Instructions for the task:
Copy the listing below in full and skip every picture.

Materials provided:
###

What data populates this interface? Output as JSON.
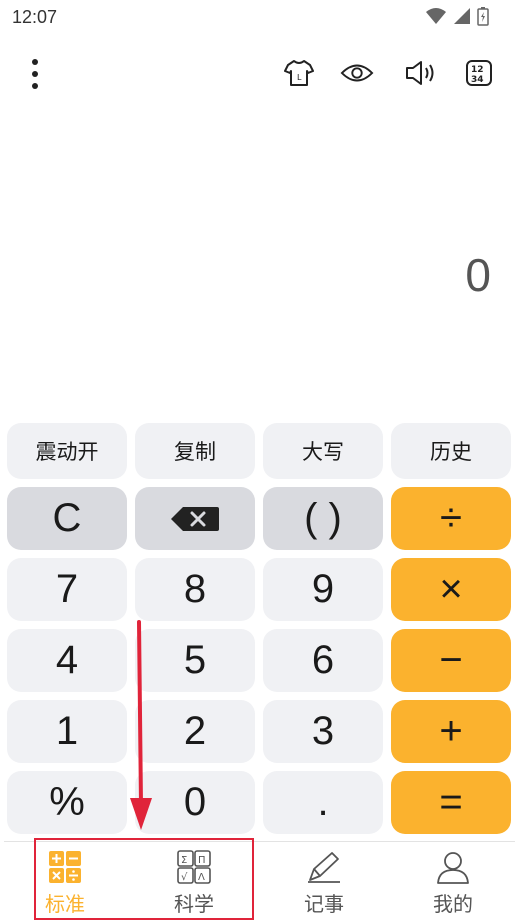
{
  "status_bar": {
    "time": "12:07"
  },
  "display": {
    "value": "0"
  },
  "function_keys": [
    "震动开",
    "复制",
    "大写",
    "历史"
  ],
  "keypad": {
    "row1": [
      "C",
      "⌫",
      "( )",
      "÷"
    ],
    "row2": [
      "7",
      "8",
      "9",
      "×"
    ],
    "row3": [
      "4",
      "5",
      "6",
      "−"
    ],
    "row4": [
      "1",
      "2",
      "3",
      "+"
    ],
    "row5": [
      "%",
      "0",
      ".",
      "="
    ]
  },
  "tabs": [
    {
      "label": "标准",
      "icon": "standard-calc-icon",
      "active": true
    },
    {
      "label": "科学",
      "icon": "scientific-calc-icon",
      "active": false
    },
    {
      "label": "记事",
      "icon": "pencil-icon",
      "active": false
    },
    {
      "label": "我的",
      "icon": "person-icon",
      "active": false
    }
  ],
  "colors": {
    "accent": "#fbb22e",
    "key_bg": "#f0f1f4",
    "gray_key_bg": "#d9dadf",
    "annotation": "#e0243a"
  }
}
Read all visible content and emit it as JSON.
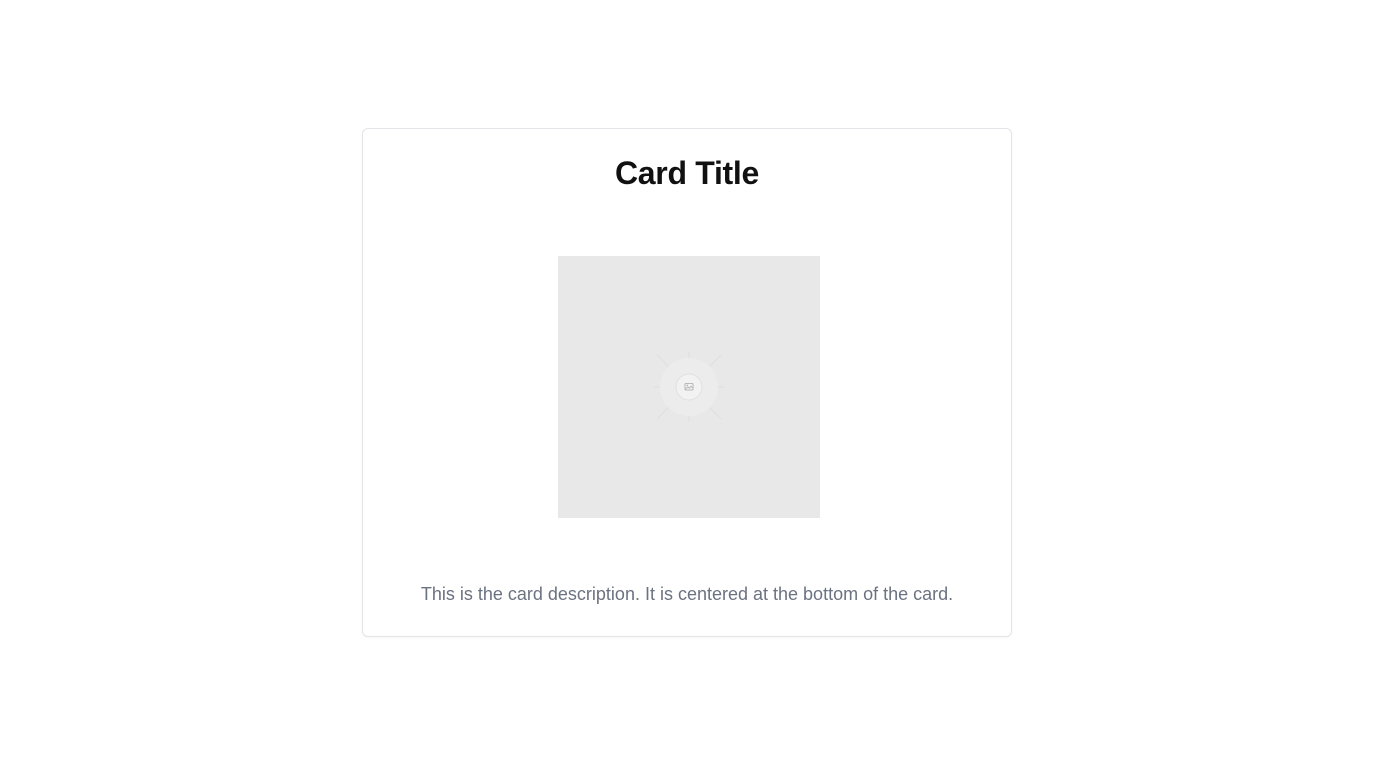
{
  "card": {
    "title": "Card Title",
    "image": {
      "icon": "image-icon"
    },
    "description": "This is the card description. It is centered at the bottom of the card."
  }
}
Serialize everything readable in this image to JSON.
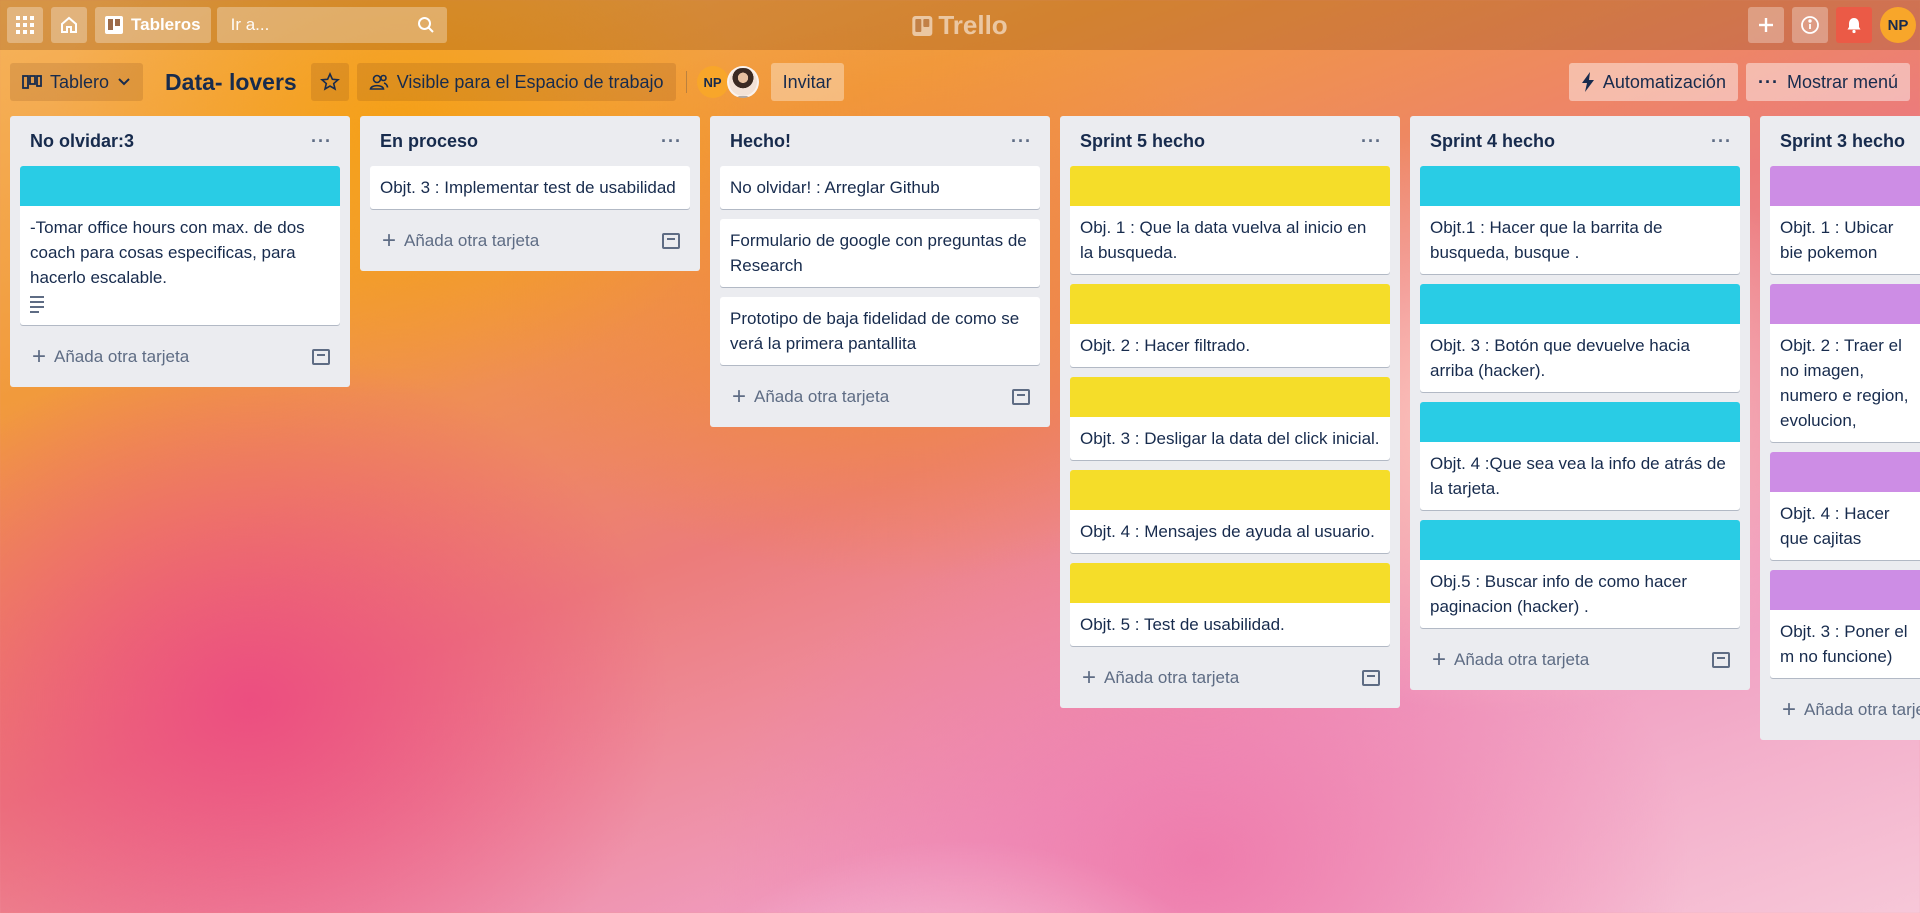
{
  "topbar": {
    "boards_label": "Tableros",
    "search_placeholder": "Ir a...",
    "logo_text": "Trello",
    "user_initials": "NP"
  },
  "boardbar": {
    "view_label": "Tablero",
    "board_title": "Data- lovers",
    "visibility_label": "Visible para el Espacio de trabajo",
    "member_initials": "NP",
    "invite_label": "Invitar",
    "automation_label": "Automatización",
    "menu_label": "Mostrar menú"
  },
  "add_card_label": "Añada otra tarjeta",
  "colors": {
    "cyan_cover": "#29cce5",
    "yellow_cover": "#f5dd29",
    "purple_cover": "#cd8de5",
    "bell_red": "#eb5a46",
    "avatar_orange": "#f8a62a"
  },
  "lists": [
    {
      "title": "No olvidar:3",
      "cards": [
        {
          "cover": "cyan",
          "text": "-Tomar office hours con max. de dos coach para cosas especificas, para hacerlo escalable.",
          "has_description": true
        }
      ]
    },
    {
      "title": "En proceso",
      "cards": [
        {
          "cover": null,
          "text": "Objt. 3 : Implementar test de usabilidad"
        }
      ]
    },
    {
      "title": "Hecho!",
      "cards": [
        {
          "cover": null,
          "text": "No olvidar! : Arreglar Github"
        },
        {
          "cover": null,
          "text": "Formulario de google con preguntas de Research"
        },
        {
          "cover": null,
          "text": "Prototipo de baja fidelidad de como se verá la primera pantallita"
        }
      ]
    },
    {
      "title": "Sprint 5 hecho",
      "cards": [
        {
          "cover": "yellow",
          "text": "Obj. 1 : Que la data vuelva al inicio en la busqueda."
        },
        {
          "cover": "yellow",
          "text": "Objt. 2 : Hacer filtrado."
        },
        {
          "cover": "yellow",
          "text": "Objt. 3 : Desligar la data del click inicial."
        },
        {
          "cover": "yellow",
          "text": "Objt. 4 : Mensajes de ayuda al usuario."
        },
        {
          "cover": "yellow",
          "text": "Objt. 5 : Test de usabilidad."
        }
      ]
    },
    {
      "title": "Sprint 4 hecho",
      "cards": [
        {
          "cover": "cyan",
          "text": "Objt.1 : Hacer que la barrita de busqueda, busque ."
        },
        {
          "cover": "cyan",
          "text": "Objt. 3 : Botón que devuelve hacia arriba (hacker)."
        },
        {
          "cover": "cyan",
          "text": "Objt. 4 :Que sea vea la info de atrás de la tarjeta."
        },
        {
          "cover": "cyan",
          "text": "Obj.5 : Buscar info de como hacer paginacion (hacker) ."
        }
      ]
    },
    {
      "title": "Sprint 3 hecho",
      "cards": [
        {
          "cover": "purple",
          "text": "Objt. 1 : Ubicar bie pokemon"
        },
        {
          "cover": "purple",
          "text": "Objt. 2 : Traer el no imagen, numero e region, evolucion,"
        },
        {
          "cover": "purple",
          "text": "Objt. 4 : Hacer que cajitas"
        },
        {
          "cover": "purple",
          "text": "Objt. 3 : Poner el m no funcione)"
        }
      ]
    }
  ]
}
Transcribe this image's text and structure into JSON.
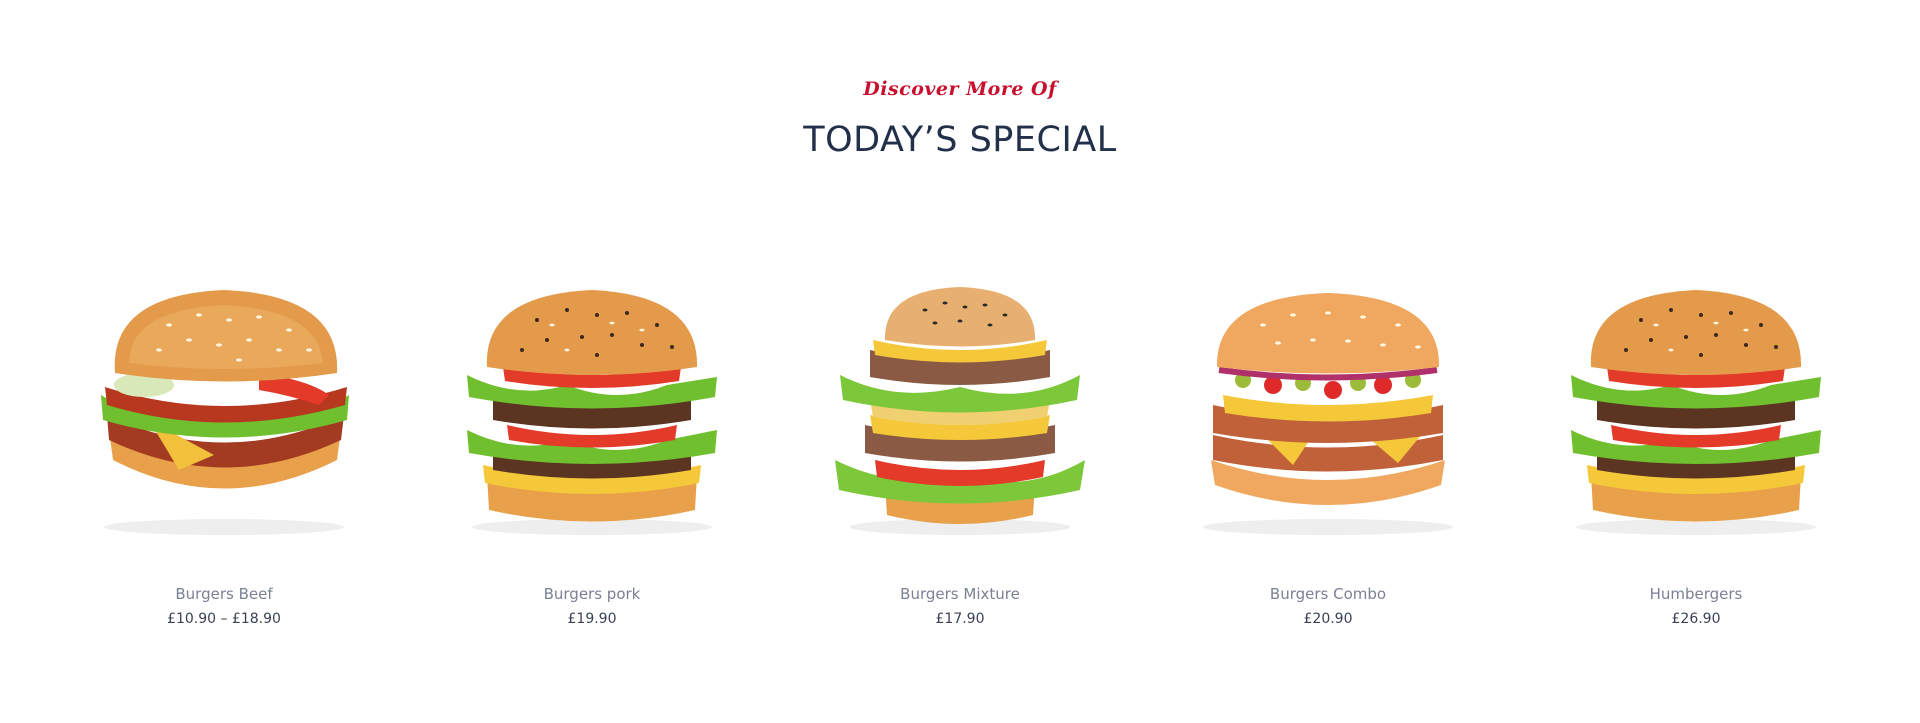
{
  "section": {
    "kicker": "Discover More Of",
    "title": "TODAY’S SPECIAL"
  },
  "products": [
    {
      "name": "Burgers Beef",
      "price": "£10.90 – £18.90",
      "image_icon": "beef-burger-image"
    },
    {
      "name": "Burgers pork",
      "price": "£19.90",
      "image_icon": "pork-burger-image"
    },
    {
      "name": "Burgers Mixture",
      "price": "£17.90",
      "image_icon": "mixture-burger-image"
    },
    {
      "name": "Burgers Combo",
      "price": "£20.90",
      "image_icon": "combo-burger-image"
    },
    {
      "name": "Humbergers",
      "price": "£26.90",
      "image_icon": "hamburger-image"
    }
  ],
  "colors": {
    "kicker": "#c8102e",
    "title": "#23304a",
    "product_name": "#7a8194",
    "product_price": "#3a4257"
  }
}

###

Expected answer:
What data populates this interface? Output as JSON.
{
  "status_bar": {
    "time": "12:07"
  },
  "display": {
    "value": "0"
  },
  "function_keys": [
    "震动开",
    "复制",
    "大写",
    "历史"
  ],
  "keypad": {
    "row1": [
      "C",
      "⌫",
      "( )",
      "÷"
    ],
    "row2": [
      "7",
      "8",
      "9",
      "×"
    ],
    "row3": [
      "4",
      "5",
      "6",
      "−"
    ],
    "row4": [
      "1",
      "2",
      "3",
      "+"
    ],
    "row5": [
      "%",
      "0",
      ".",
      "="
    ]
  },
  "tabs": [
    {
      "label": "标准",
      "icon": "standard-calc-icon",
      "active": true
    },
    {
      "label": "科学",
      "icon": "scientific-calc-icon",
      "active": false
    },
    {
      "label": "记事",
      "icon": "pencil-icon",
      "active": false
    },
    {
      "label": "我的",
      "icon": "person-icon",
      "active": false
    }
  ],
  "colors": {
    "accent": "#fbb22e",
    "key_bg": "#f0f1f4",
    "gray_key_bg": "#d9dadf",
    "annotation": "#e0243a"
  }
}
Read all visible content and emit it as JSON.
{
  "card": {
    "title": "Card Title",
    "image": {
      "icon": "image-icon"
    },
    "description": "This is the card description. It is centered at the bottom of the card."
  }
}
Serialize everything readable in this image to JSON.
{
  "topbar": {
    "boards_label": "Tableros",
    "search_placeholder": "Ir a...",
    "logo_text": "Trello",
    "user_initials": "NP"
  },
  "boardbar": {
    "view_label": "Tablero",
    "board_title": "Data- lovers",
    "visibility_label": "Visible para el Espacio de trabajo",
    "member_initials": "NP",
    "invite_label": "Invitar",
    "automation_label": "Automatización",
    "menu_label": "Mostrar menú"
  },
  "add_card_label": "Añada otra tarjeta",
  "colors": {
    "cyan_cover": "#29cce5",
    "yellow_cover": "#f5dd29",
    "purple_cover": "#cd8de5",
    "bell_red": "#eb5a46",
    "avatar_orange": "#f8a62a"
  },
  "lists": [
    {
      "title": "No olvidar:3",
      "cards": [
        {
          "cover": "cyan",
          "text": "-Tomar office hours con max. de dos coach para cosas especificas, para hacerlo escalable.",
          "has_description": true
        }
      ]
    },
    {
      "title": "En proceso",
      "cards": [
        {
          "cover": null,
          "text": "Objt. 3 : Implementar test de usabilidad"
        }
      ]
    },
    {
      "title": "Hecho!",
      "cards": [
        {
          "cover": null,
          "text": "No olvidar! : Arreglar Github"
        },
        {
          "cover": null,
          "text": "Formulario de google con preguntas de Research"
        },
        {
          "cover": null,
          "text": "Prototipo de baja fidelidad de como se verá la primera pantallita"
        }
      ]
    },
    {
      "title": "Sprint 5 hecho",
      "cards": [
        {
          "cover": "yellow",
          "text": "Obj. 1 : Que la data vuelva al inicio en la busqueda."
        },
        {
          "cover": "yellow",
          "text": "Objt. 2 : Hacer filtrado."
        },
        {
          "cover": "yellow",
          "text": "Objt. 3 : Desligar la data del click inicial."
        },
        {
          "cover": "yellow",
          "text": "Objt. 4 : Mensajes de ayuda al usuario."
        },
        {
          "cover": "yellow",
          "text": "Objt. 5 : Test de usabilidad."
        }
      ]
    },
    {
      "title": "Sprint 4 hecho",
      "cards": [
        {
          "cover": "cyan",
          "text": "Objt.1 : Hacer que la barrita de busqueda, busque ."
        },
        {
          "cover": "cyan",
          "text": "Objt. 3 : Botón que devuelve hacia arriba (hacker)."
        },
        {
          "cover": "cyan",
          "text": "Objt. 4 :Que sea vea la info de atrás de la tarjeta."
        },
        {
          "cover": "cyan",
          "text": "Obj.5 : Buscar info de como hacer paginacion (hacker) ."
        }
      ]
    },
    {
      "title": "Sprint 3 hecho",
      "cards": [
        {
          "cover": "purple",
          "text": "Objt. 1 : Ubicar bie pokemon"
        },
        {
          "cover": "purple",
          "text": "Objt. 2 : Traer el no imagen, numero e region, evolucion,"
        },
        {
          "cover": "purple",
          "text": "Objt. 4 : Hacer que cajitas"
        },
        {
          "cover": "purple",
          "text": "Objt. 3 : Poner el m no funcione)"
        }
      ]
    }
  ]
}
Transcribe this image's text and structure into JSON.
{
  "section": {
    "kicker": "Discover More Of",
    "title": "TODAY’S SPECIAL"
  },
  "products": [
    {
      "name": "Burgers Beef",
      "price": "£10.90 – £18.90",
      "image_icon": "beef-burger-image"
    },
    {
      "name": "Burgers pork",
      "price": "£19.90",
      "image_icon": "pork-burger-image"
    },
    {
      "name": "Burgers Mixture",
      "price": "£17.90",
      "image_icon": "mixture-burger-image"
    },
    {
      "name": "Burgers Combo",
      "price": "£20.90",
      "image_icon": "combo-burger-image"
    },
    {
      "name": "Humbergers",
      "price": "£26.90",
      "image_icon": "hamburger-image"
    }
  ],
  "colors": {
    "kicker": "#c8102e",
    "title": "#23304a",
    "product_name": "#7a8194",
    "product_price": "#3a4257"
  }
}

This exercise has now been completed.